> Problem details
Go through the data and copy every line exactly, but not the images.

— start of Data records —

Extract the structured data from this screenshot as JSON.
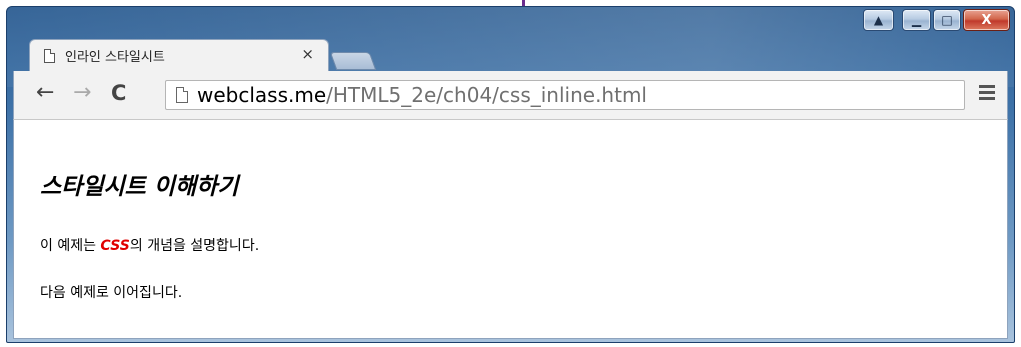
{
  "window": {
    "caption_buttons": {
      "user_glyph": "▲",
      "minimize_glyph": "▁",
      "maximize_glyph": "□",
      "close_glyph": "X"
    },
    "accent_color": "#2c5d92",
    "close_color": "#c0392b"
  },
  "tab": {
    "title": "인라인 스타일시트",
    "close_glyph": "×",
    "icon": "page-icon"
  },
  "toolbar": {
    "back_glyph": "←",
    "forward_glyph": "→",
    "reload_glyph": "C",
    "url_domain": "webclass.me",
    "url_path": "/HTML5_2e/ch04/css_inline.html",
    "menu_icon": "hamburger-icon"
  },
  "page": {
    "heading": "스타일시트 이해하기",
    "para1_before": "이 예제는 ",
    "para1_css": "CSS",
    "para1_after": "의 개념을 설명합니다.",
    "para2": "다음 예제로 이어집니다.",
    "highlight_color": "#e00000"
  }
}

— end of Data records —

> Right answer
Extract the structured data from this screenshot as JSON.
{
  "window": {
    "caption_buttons": {
      "user_glyph": "▲",
      "minimize_glyph": "▁",
      "maximize_glyph": "□",
      "close_glyph": "X"
    },
    "accent_color": "#2c5d92",
    "close_color": "#c0392b"
  },
  "tab": {
    "title": "인라인 스타일시트",
    "close_glyph": "×",
    "icon": "page-icon"
  },
  "toolbar": {
    "back_glyph": "←",
    "forward_glyph": "→",
    "reload_glyph": "C",
    "url_domain": "webclass.me",
    "url_path": "/HTML5_2e/ch04/css_inline.html",
    "menu_icon": "hamburger-icon"
  },
  "page": {
    "heading": "스타일시트 이해하기",
    "para1_before": "이 예제는 ",
    "para1_css": "CSS",
    "para1_after": "의 개념을 설명합니다.",
    "para2": "다음 예제로 이어집니다.",
    "highlight_color": "#e00000"
  }
}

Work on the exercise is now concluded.